### Stated problem
Show every line in the records below that contains the word "Engineering".

BEGIN Record set

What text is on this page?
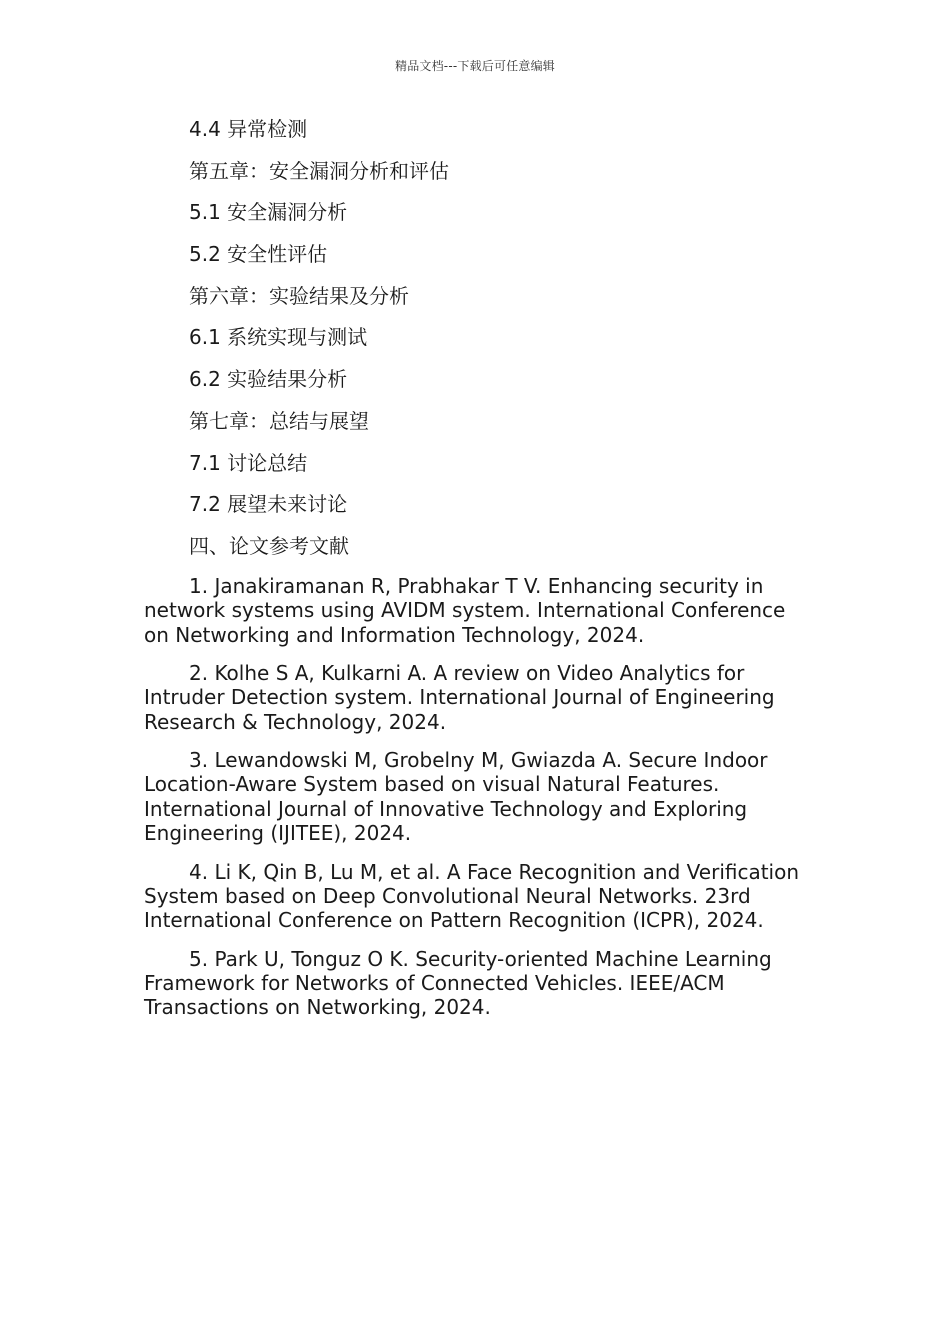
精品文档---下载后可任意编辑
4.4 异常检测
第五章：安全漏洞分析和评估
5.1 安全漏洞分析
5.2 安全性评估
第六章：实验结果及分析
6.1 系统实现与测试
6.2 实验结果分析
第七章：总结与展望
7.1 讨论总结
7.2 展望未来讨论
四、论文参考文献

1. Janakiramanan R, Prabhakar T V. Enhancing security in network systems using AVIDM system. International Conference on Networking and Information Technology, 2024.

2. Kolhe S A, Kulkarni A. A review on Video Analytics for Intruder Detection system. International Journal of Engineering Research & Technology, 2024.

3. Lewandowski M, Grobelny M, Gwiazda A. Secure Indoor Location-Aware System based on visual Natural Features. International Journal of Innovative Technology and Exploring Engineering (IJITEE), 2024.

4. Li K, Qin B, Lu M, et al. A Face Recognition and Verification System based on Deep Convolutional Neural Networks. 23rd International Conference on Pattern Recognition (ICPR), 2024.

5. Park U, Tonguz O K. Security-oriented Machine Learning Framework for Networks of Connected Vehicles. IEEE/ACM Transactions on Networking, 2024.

END Record set
BEGIN Record set

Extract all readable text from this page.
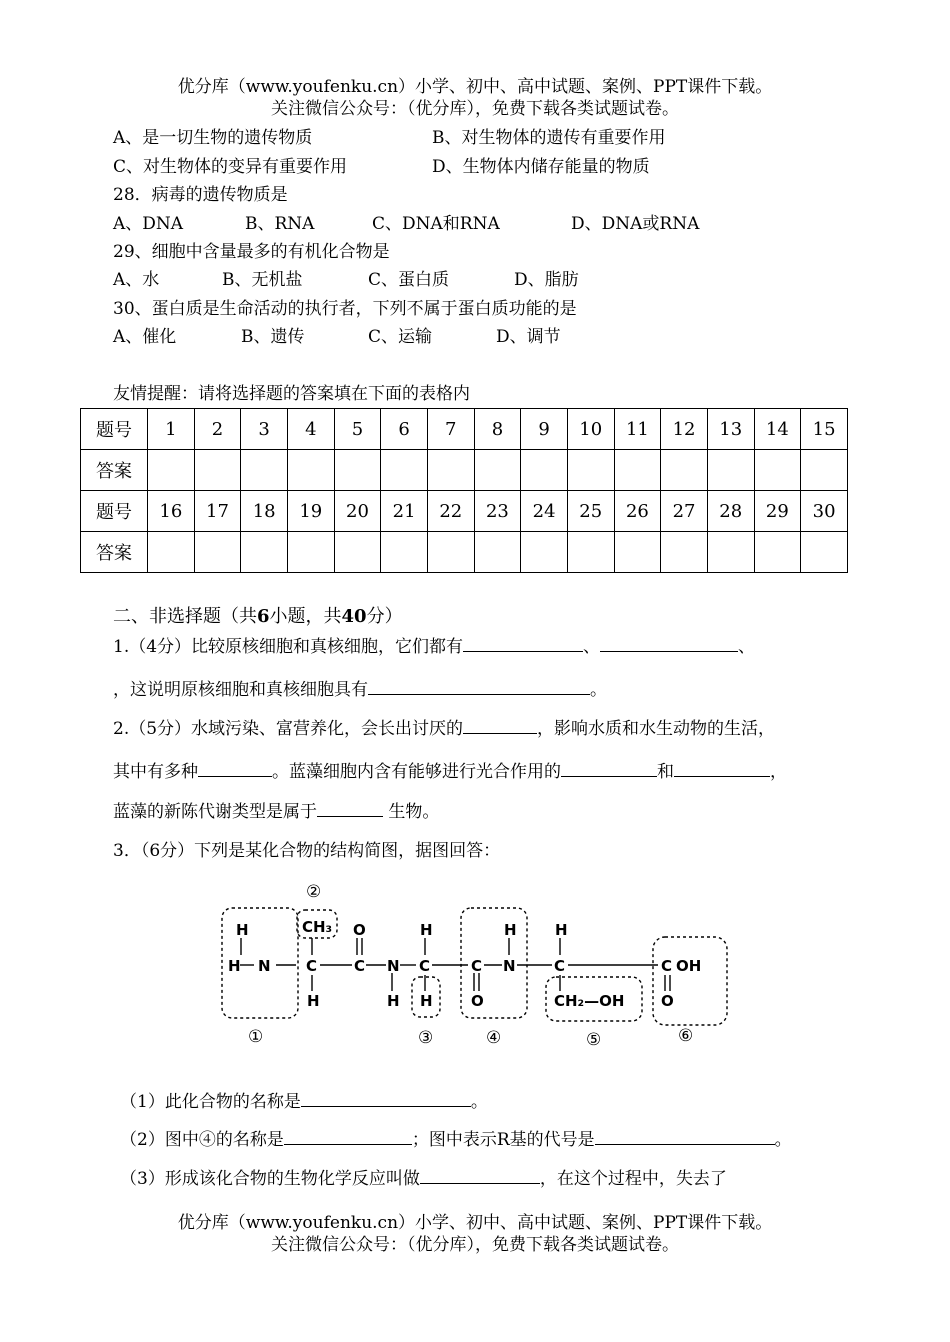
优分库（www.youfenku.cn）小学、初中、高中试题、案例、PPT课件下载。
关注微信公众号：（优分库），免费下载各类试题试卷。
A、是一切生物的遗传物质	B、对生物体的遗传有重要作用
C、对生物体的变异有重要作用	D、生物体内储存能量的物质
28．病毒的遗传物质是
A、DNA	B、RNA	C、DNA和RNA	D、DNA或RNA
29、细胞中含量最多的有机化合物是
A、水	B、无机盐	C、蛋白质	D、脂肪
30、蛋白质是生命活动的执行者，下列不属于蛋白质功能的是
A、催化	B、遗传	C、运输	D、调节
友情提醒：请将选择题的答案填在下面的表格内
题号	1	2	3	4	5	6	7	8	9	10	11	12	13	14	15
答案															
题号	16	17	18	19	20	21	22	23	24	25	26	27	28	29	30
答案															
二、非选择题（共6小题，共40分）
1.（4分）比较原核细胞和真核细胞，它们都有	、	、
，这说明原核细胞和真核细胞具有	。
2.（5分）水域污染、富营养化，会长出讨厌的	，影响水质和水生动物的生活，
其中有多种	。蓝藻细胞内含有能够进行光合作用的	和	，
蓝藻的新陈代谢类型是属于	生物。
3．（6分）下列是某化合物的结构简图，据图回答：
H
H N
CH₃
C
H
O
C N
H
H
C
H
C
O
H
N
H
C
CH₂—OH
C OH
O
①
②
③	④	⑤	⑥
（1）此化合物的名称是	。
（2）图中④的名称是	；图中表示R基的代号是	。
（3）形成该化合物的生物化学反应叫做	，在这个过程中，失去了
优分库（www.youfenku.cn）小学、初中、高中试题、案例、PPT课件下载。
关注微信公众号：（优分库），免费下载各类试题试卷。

END Record set

### Full output
2. Kolhe S A, Kulkarni A. A review on Video Analytics for Intruder Detection system. International Journal of Engineering Research & Technology, 2024.
3. Lewandowski M, Grobelny M, Gwiazda A. Secure Indoor Location-Aware System based on visual Natural Features. International Journal of Innovative Technology and Exploring Engineering (IJITEE), 2024.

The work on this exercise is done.